● Task directions
Repeat each entry exactly and drop the pictures.

● Supplied data
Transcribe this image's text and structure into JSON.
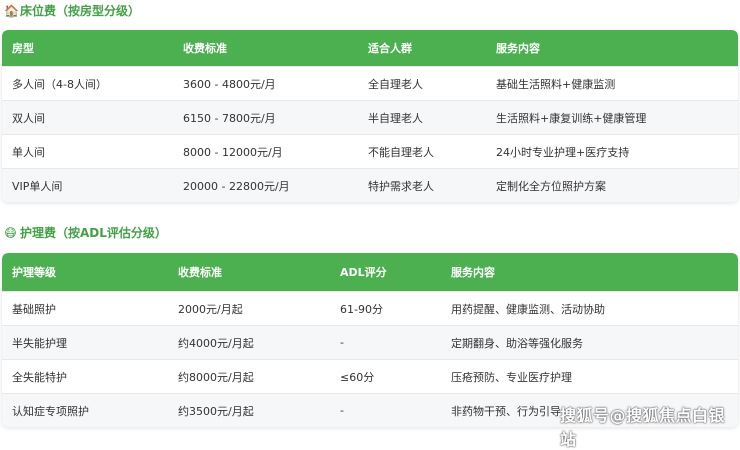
{
  "section1": {
    "icon": "house-icon",
    "title": "床位费（按房型分级）",
    "headers": [
      "房型",
      "收费标准",
      "适合人群",
      "服务内容"
    ],
    "rows": [
      [
        "多人间（4-8人间）",
        "3600 - 4800元/月",
        "全自理老人",
        "基础生活照料+健康监测"
      ],
      [
        "双人间",
        "6150 - 7800元/月",
        "半自理老人",
        "生活照料+康复训练+健康管理"
      ],
      [
        "单人间",
        "8000 - 12000元/月",
        "不能自理老人",
        "24小时专业护理+医疗支持"
      ],
      [
        "VIP单人间",
        "20000 - 22800元/月",
        "特护需求老人",
        "定制化全方位照护方案"
      ]
    ]
  },
  "section2": {
    "icon": "nurse-face-icon",
    "title": "护理费（按ADL评估分级）",
    "headers": [
      "护理等级",
      "收费标准",
      "ADL评分",
      "服务内容"
    ],
    "rows": [
      [
        "基础照护",
        "2000元/月起",
        "61-90分",
        "用药提醒、健康监测、活动协助"
      ],
      [
        "半失能护理",
        "约4000元/月起",
        "-",
        "定期翻身、助浴等强化服务"
      ],
      [
        "全失能特护",
        "约8000元/月起",
        "≤60分",
        "压疮预防、专业医疗护理"
      ],
      [
        "认知症专项照护",
        "约3500元/月起",
        "-",
        "非药物干预、行为引导"
      ]
    ]
  },
  "watermark": "搜狐号@搜狐焦点白银站",
  "colors": {
    "accent": "#4caf50",
    "title": "#43a047"
  }
}
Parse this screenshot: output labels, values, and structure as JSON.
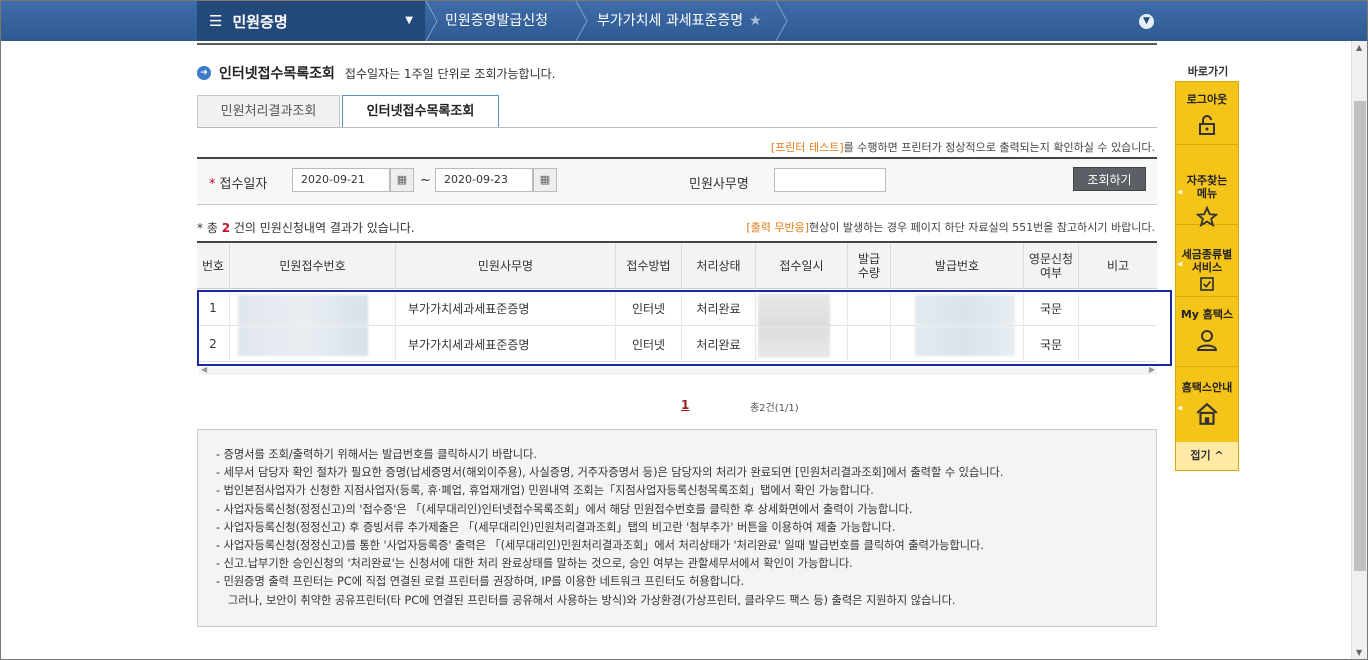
{
  "header": {
    "menu_title": "민원증명",
    "breadcrumb1": "민원증명발급신청",
    "breadcrumb2": "부가가치세 과세표준증명"
  },
  "page": {
    "title": "인터넷접수목록조회",
    "description": "접수일자는 1주일 단위로 조회가능합니다."
  },
  "tabs": [
    {
      "label": "민원처리결과조회",
      "active": false
    },
    {
      "label": "인터넷접수목록조회",
      "active": true
    }
  ],
  "notices": {
    "printer_link": "[프린터 테스트]",
    "printer_text": "를 수행하면 프린터가 정상적으로 출력되는지 확인하실 수 있습니다.",
    "output_link": "[출력 무반응]",
    "output_text": "현상이 발생하는 경우 페이지 하단 자료실의 551번을 참고하시기 바랍니다."
  },
  "search": {
    "date_label": "접수일자",
    "date_from": "2020-09-21",
    "date_to": "2020-09-23",
    "tilde": "~",
    "office_label": "민원사무명",
    "office_value": "",
    "button": "조회하기"
  },
  "summary": {
    "prefix": "* 총",
    "count": "2",
    "suffix": "건의 민원신청내역 결과가 있습니다."
  },
  "table": {
    "headers": [
      "번호",
      "민원접수번호",
      "민원사무명",
      "접수방법",
      "처리상태",
      "접수일시",
      "발급\n수량",
      "발급번호",
      "영문신청\n여부",
      "비고"
    ],
    "rows": [
      {
        "no": "1",
        "office": "부가가치세과세표준증명",
        "method": "인터넷",
        "status": "처리완료",
        "english": "국문"
      },
      {
        "no": "2",
        "office": "부가가치세과세표준증명",
        "method": "인터넷",
        "status": "처리완료",
        "english": "국문"
      }
    ]
  },
  "pagination": {
    "current": "1",
    "info": "총2건(1/1)"
  },
  "info_lines": [
    "- 증명서를 조회/출력하기 위해서는 발급번호를 클릭하시기 바랍니다.",
    "- 세무서 담당자 확인 절차가 필요한 증명(납세증명서(해외이주용), 사실증명, 거주자증명서 등)은 담당자의 처리가 완료되면 [민원처리결과조회]에서 출력할 수 있습니다.",
    "- 법인본점사업자가 신청한 지점사업자(등록, 휴·폐업, 휴업재개업) 민원내역 조회는「지점사업자등록신청목록조회」탭에서 확인 가능합니다.",
    "- 사업자등록신청(정정신고)의 '접수증'은 「(세무대리인)인터넷접수목록조회」에서 해당 민원접수번호를 클릭한 후 상세화면에서 출력이 가능합니다.",
    "- 사업자등록신청(정정신고) 후 증빙서류 추가제출은 「(세무대리인)민원처리결과조회」탭의 비고란 '첨부추가' 버튼을 이용하여 제출 가능합니다.",
    "- 사업자등록신청(정정신고)를 통한 '사업자등록증' 출력은 「(세무대리인)민원처리결과조회」에서 처리상태가 '처리완료' 일때 발급번호를 클릭하여 출력가능합니다.",
    "- 신고.납부기한 승인신청의 '처리완료'는 신청서에 대한 처리 완료상태를 말하는 것으로, 승인 여부는 관할세무서에서 확인이 가능합니다.",
    "- 민원증명 출력 프린터는 PC에 직접 연결된 로컬 프린터를 권장하며, IP를 이용한 네트워크 프린터도 허용합니다.",
    "그러나, 보안이 취약한 공유프린터(타 PC에 연결된 프린터를 공유해서 사용하는 방식)와 가상환경(가상프린터, 클라우드 팩스 등) 출력은 지원하지 않습니다."
  ],
  "quick_menu": {
    "title": "바로가기",
    "items": [
      {
        "label": "로그아웃",
        "icon": "unlock-icon"
      },
      {
        "label": "자주찾는\n메뉴",
        "icon": "star-icon"
      },
      {
        "label": "세금종류별\n서비스",
        "icon": "checklist-icon"
      },
      {
        "label": "My 홈택스",
        "icon": "person-icon"
      },
      {
        "label": "홈택스안내",
        "icon": "home-icon"
      }
    ],
    "fold": "접기 ^"
  },
  "colors": {
    "topbar": "#2f5a93",
    "accent_orange": "#e07b15",
    "quick_yellow": "#f5c419",
    "highlight_border": "#1a25a8"
  }
}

● Solution
Transcribe this image's text and structure into JSON.
{
  "section1": {
    "icon": "house-icon",
    "title": "床位费（按房型分级）",
    "headers": [
      "房型",
      "收费标准",
      "适合人群",
      "服务内容"
    ],
    "rows": [
      [
        "多人间（4-8人间）",
        "3600 - 4800元/月",
        "全自理老人",
        "基础生活照料+健康监测"
      ],
      [
        "双人间",
        "6150 - 7800元/月",
        "半自理老人",
        "生活照料+康复训练+健康管理"
      ],
      [
        "单人间",
        "8000 - 12000元/月",
        "不能自理老人",
        "24小时专业护理+医疗支持"
      ],
      [
        "VIP单人间",
        "20000 - 22800元/月",
        "特护需求老人",
        "定制化全方位照护方案"
      ]
    ]
  },
  "section2": {
    "icon": "nurse-face-icon",
    "title": "护理费（按ADL评估分级）",
    "headers": [
      "护理等级",
      "收费标准",
      "ADL评分",
      "服务内容"
    ],
    "rows": [
      [
        "基础照护",
        "2000元/月起",
        "61-90分",
        "用药提醒、健康监测、活动协助"
      ],
      [
        "半失能护理",
        "约4000元/月起",
        "-",
        "定期翻身、助浴等强化服务"
      ],
      [
        "全失能特护",
        "约8000元/月起",
        "≤60分",
        "压疮预防、专业医疗护理"
      ],
      [
        "认知症专项照护",
        "约3500元/月起",
        "-",
        "非药物干预、行为引导"
      ]
    ]
  },
  "watermark": "搜狐号@搜狐焦点白银站",
  "colors": {
    "accent": "#4caf50",
    "title": "#43a047"
  }
}
Parse this screenshot: output labels, values, and structure as JSON.
{
  "header": {
    "menu_title": "민원증명",
    "breadcrumb1": "민원증명발급신청",
    "breadcrumb2": "부가가치세 과세표준증명"
  },
  "page": {
    "title": "인터넷접수목록조회",
    "description": "접수일자는 1주일 단위로 조회가능합니다."
  },
  "tabs": [
    {
      "label": "민원처리결과조회",
      "active": false
    },
    {
      "label": "인터넷접수목록조회",
      "active": true
    }
  ],
  "notices": {
    "printer_link": "[프린터 테스트]",
    "printer_text": "를 수행하면 프린터가 정상적으로 출력되는지 확인하실 수 있습니다.",
    "output_link": "[출력 무반응]",
    "output_text": "현상이 발생하는 경우 페이지 하단 자료실의 551번을 참고하시기 바랍니다."
  },
  "search": {
    "date_label": "접수일자",
    "date_from": "2020-09-21",
    "date_to": "2020-09-23",
    "tilde": "~",
    "office_label": "민원사무명",
    "office_value": "",
    "button": "조회하기"
  },
  "summary": {
    "prefix": "* 총",
    "count": "2",
    "suffix": "건의 민원신청내역 결과가 있습니다."
  },
  "table": {
    "headers": [
      "번호",
      "민원접수번호",
      "민원사무명",
      "접수방법",
      "처리상태",
      "접수일시",
      "발급\n수량",
      "발급번호",
      "영문신청\n여부",
      "비고"
    ],
    "rows": [
      {
        "no": "1",
        "office": "부가가치세과세표준증명",
        "method": "인터넷",
        "status": "처리완료",
        "english": "국문"
      },
      {
        "no": "2",
        "office": "부가가치세과세표준증명",
        "method": "인터넷",
        "status": "처리완료",
        "english": "국문"
      }
    ]
  },
  "pagination": {
    "current": "1",
    "info": "총2건(1/1)"
  },
  "info_lines": [
    "- 증명서를 조회/출력하기 위해서는 발급번호를 클릭하시기 바랍니다.",
    "- 세무서 담당자 확인 절차가 필요한 증명(납세증명서(해외이주용), 사실증명, 거주자증명서 등)은 담당자의 처리가 완료되면 [민원처리결과조회]에서 출력할 수 있습니다.",
    "- 법인본점사업자가 신청한 지점사업자(등록, 휴·폐업, 휴업재개업) 민원내역 조회는「지점사업자등록신청목록조회」탭에서 확인 가능합니다.",
    "- 사업자등록신청(정정신고)의 '접수증'은 「(세무대리인)인터넷접수목록조회」에서 해당 민원접수번호를 클릭한 후 상세화면에서 출력이 가능합니다.",
    "- 사업자등록신청(정정신고) 후 증빙서류 추가제출은 「(세무대리인)민원처리결과조회」탭의 비고란 '첨부추가' 버튼을 이용하여 제출 가능합니다.",
    "- 사업자등록신청(정정신고)를 통한 '사업자등록증' 출력은 「(세무대리인)민원처리결과조회」에서 처리상태가 '처리완료' 일때 발급번호를 클릭하여 출력가능합니다.",
    "- 신고.납부기한 승인신청의 '처리완료'는 신청서에 대한 처리 완료상태를 말하는 것으로, 승인 여부는 관할세무서에서 확인이 가능합니다.",
    "- 민원증명 출력 프린터는 PC에 직접 연결된 로컬 프린터를 권장하며, IP를 이용한 네트워크 프린터도 허용합니다.",
    "그러나, 보안이 취약한 공유프린터(타 PC에 연결된 프린터를 공유해서 사용하는 방식)와 가상환경(가상프린터, 클라우드 팩스 등) 출력은 지원하지 않습니다."
  ],
  "quick_menu": {
    "title": "바로가기",
    "items": [
      {
        "label": "로그아웃",
        "icon": "unlock-icon"
      },
      {
        "label": "자주찾는\n메뉴",
        "icon": "star-icon"
      },
      {
        "label": "세금종류별\n서비스",
        "icon": "checklist-icon"
      },
      {
        "label": "My 홈택스",
        "icon": "person-icon"
      },
      {
        "label": "홈택스안내",
        "icon": "home-icon"
      }
    ],
    "fold": "접기 ^"
  },
  "colors": {
    "topbar": "#2f5a93",
    "accent_orange": "#e07b15",
    "quick_yellow": "#f5c419",
    "highlight_border": "#1a25a8"
  }
}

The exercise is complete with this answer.